* _Assigned task_
Copy out the lines below that hold the word "forms".

* _Exercise input_

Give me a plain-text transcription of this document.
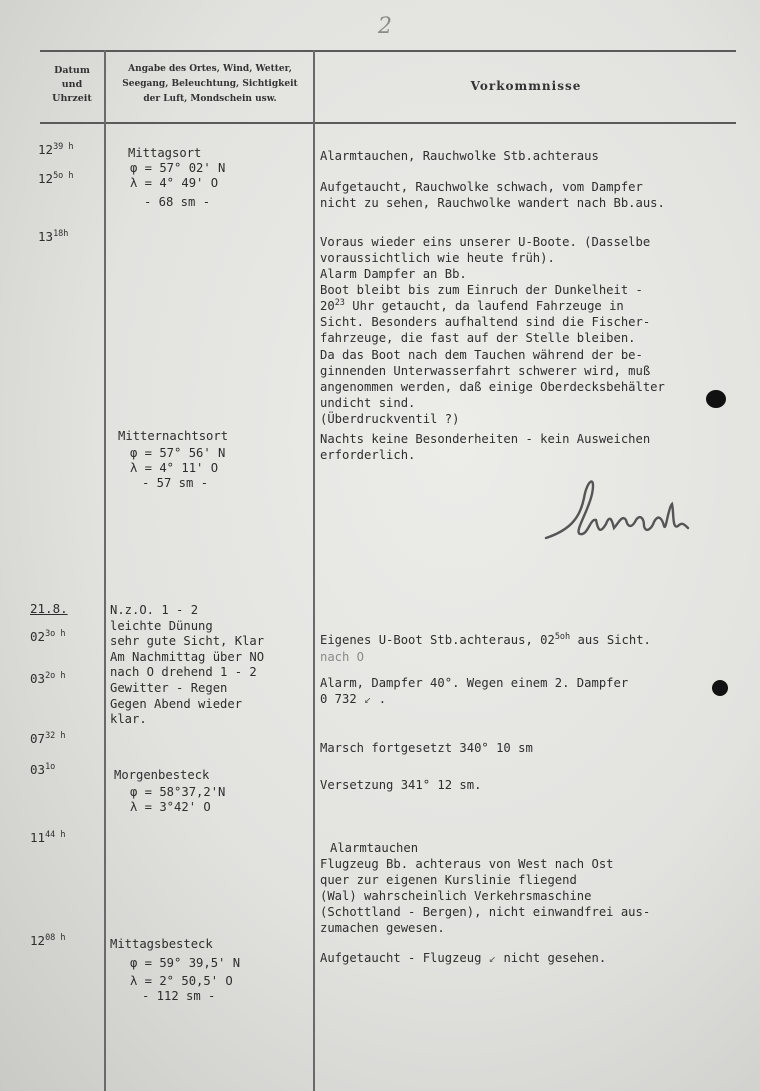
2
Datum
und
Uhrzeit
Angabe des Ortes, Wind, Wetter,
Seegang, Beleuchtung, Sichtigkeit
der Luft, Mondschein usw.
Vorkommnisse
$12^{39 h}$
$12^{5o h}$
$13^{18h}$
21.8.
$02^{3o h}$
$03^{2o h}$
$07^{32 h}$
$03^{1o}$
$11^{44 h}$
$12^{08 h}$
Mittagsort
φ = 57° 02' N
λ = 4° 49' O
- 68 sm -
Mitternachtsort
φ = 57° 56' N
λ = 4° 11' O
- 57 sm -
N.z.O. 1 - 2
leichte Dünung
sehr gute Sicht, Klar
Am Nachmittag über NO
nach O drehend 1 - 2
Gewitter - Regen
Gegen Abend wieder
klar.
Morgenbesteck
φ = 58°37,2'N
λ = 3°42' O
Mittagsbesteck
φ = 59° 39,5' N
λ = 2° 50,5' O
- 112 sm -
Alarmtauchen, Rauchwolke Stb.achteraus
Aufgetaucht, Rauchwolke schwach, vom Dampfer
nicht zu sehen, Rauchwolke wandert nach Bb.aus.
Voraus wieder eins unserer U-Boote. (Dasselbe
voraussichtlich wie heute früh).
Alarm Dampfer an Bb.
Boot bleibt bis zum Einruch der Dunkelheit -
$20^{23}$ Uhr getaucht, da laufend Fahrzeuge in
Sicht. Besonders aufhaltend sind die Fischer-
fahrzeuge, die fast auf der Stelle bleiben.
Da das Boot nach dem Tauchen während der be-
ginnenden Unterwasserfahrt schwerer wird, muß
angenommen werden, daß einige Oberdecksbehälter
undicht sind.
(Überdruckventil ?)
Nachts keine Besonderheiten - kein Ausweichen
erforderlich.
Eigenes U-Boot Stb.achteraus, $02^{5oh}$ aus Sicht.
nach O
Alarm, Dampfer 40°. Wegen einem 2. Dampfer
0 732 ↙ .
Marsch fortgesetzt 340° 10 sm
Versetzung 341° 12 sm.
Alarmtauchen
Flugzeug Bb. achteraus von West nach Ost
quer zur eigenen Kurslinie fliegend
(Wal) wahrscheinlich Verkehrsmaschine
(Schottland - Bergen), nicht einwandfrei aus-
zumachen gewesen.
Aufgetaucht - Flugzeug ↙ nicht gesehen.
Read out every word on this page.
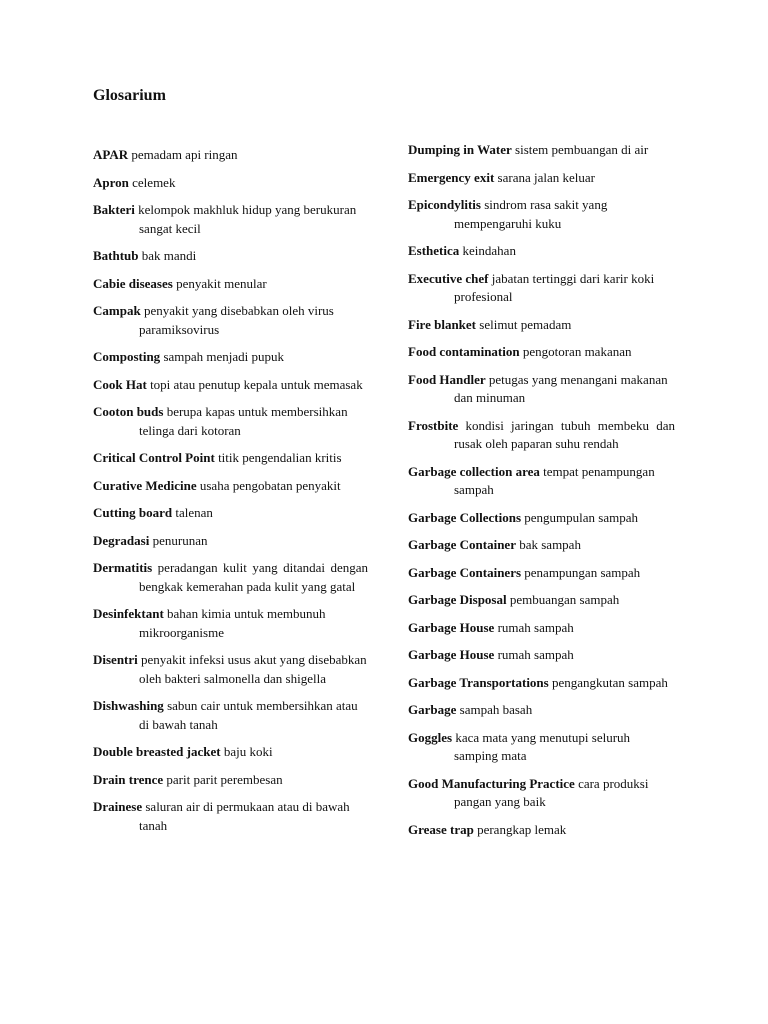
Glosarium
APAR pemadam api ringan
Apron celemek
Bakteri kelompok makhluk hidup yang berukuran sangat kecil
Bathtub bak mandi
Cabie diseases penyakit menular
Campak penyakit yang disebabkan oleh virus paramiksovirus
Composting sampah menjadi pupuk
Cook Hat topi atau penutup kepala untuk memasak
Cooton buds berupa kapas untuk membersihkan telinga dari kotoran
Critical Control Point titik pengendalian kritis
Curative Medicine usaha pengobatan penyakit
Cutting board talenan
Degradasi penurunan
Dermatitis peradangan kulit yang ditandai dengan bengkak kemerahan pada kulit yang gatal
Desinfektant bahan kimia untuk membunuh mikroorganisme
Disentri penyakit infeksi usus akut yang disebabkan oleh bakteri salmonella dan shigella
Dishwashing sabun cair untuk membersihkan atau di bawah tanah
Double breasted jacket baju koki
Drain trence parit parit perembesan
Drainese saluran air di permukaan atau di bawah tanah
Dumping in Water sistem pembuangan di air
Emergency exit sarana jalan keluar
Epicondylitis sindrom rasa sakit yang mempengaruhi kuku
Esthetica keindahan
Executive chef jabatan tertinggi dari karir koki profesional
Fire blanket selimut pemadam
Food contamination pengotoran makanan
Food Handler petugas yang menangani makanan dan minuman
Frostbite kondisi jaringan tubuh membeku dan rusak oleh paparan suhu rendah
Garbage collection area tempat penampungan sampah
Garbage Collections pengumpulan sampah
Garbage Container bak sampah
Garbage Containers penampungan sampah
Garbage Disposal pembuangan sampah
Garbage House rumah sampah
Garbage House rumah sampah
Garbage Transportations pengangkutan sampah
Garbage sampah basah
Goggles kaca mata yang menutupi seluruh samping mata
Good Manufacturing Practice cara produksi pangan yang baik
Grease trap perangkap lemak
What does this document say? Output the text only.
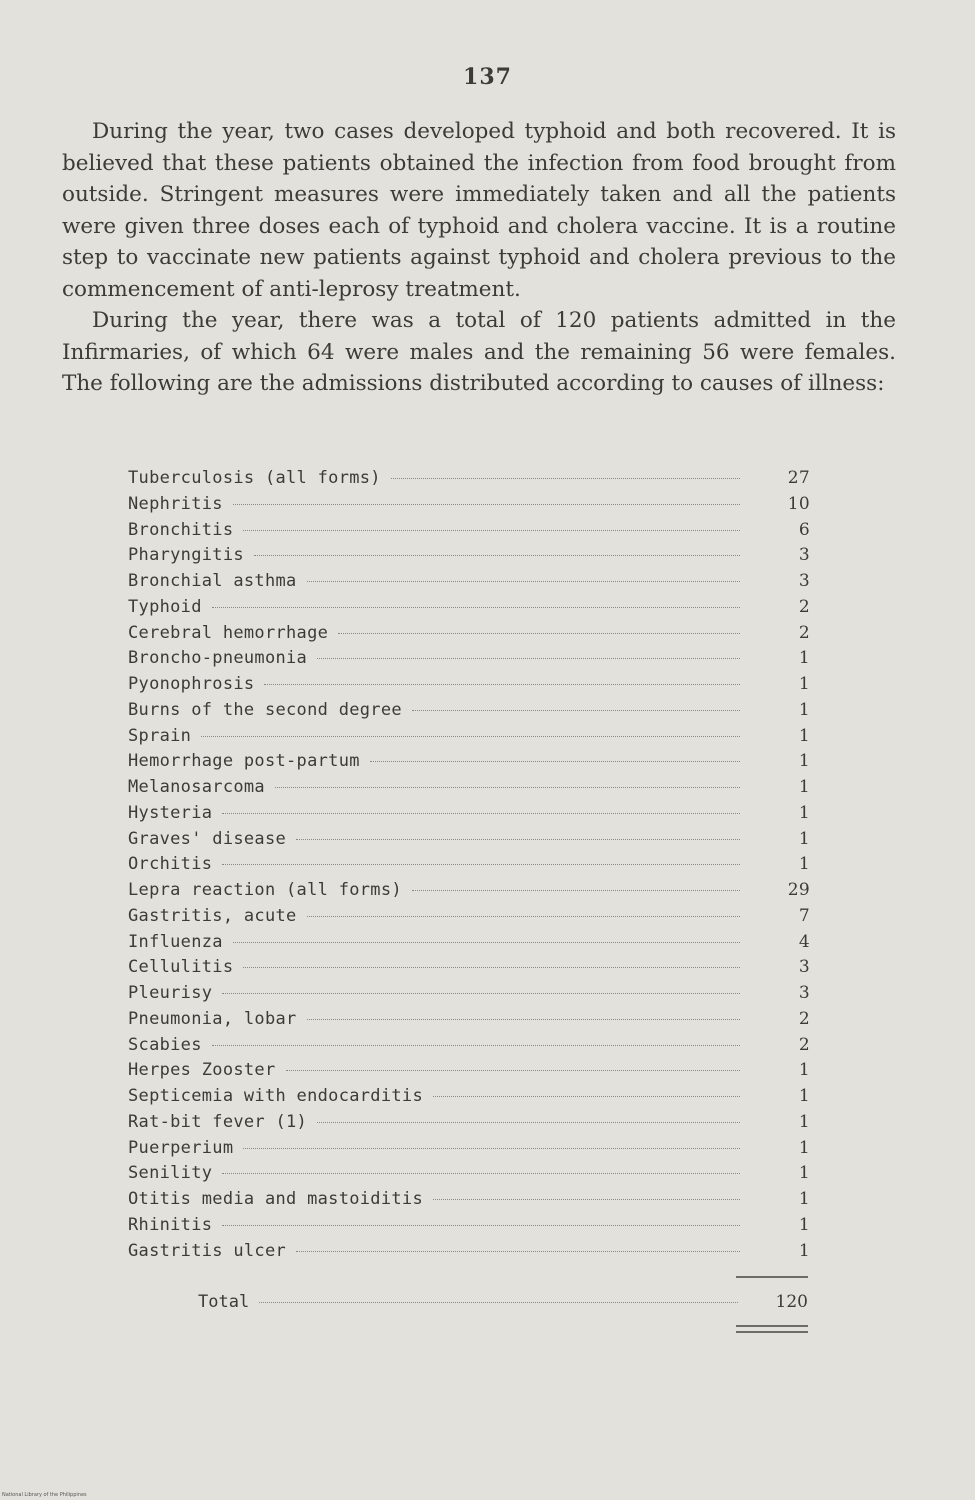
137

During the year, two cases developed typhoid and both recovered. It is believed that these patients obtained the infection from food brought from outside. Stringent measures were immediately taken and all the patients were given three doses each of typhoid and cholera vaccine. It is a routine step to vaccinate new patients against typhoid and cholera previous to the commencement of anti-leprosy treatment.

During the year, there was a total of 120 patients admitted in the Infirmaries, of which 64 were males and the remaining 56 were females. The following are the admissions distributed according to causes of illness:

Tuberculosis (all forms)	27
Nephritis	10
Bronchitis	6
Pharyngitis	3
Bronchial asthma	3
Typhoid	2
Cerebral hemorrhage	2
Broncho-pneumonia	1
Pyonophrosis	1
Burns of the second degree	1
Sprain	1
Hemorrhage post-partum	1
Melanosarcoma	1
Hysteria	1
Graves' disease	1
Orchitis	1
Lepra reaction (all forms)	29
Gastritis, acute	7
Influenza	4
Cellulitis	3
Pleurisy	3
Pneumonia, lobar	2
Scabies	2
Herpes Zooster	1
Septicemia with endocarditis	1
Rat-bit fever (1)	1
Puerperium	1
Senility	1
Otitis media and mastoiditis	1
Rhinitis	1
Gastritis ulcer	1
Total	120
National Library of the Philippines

* _Solution for this problem_
Tuberculosis (all forms)	27
Lepra reaction (all forms)	29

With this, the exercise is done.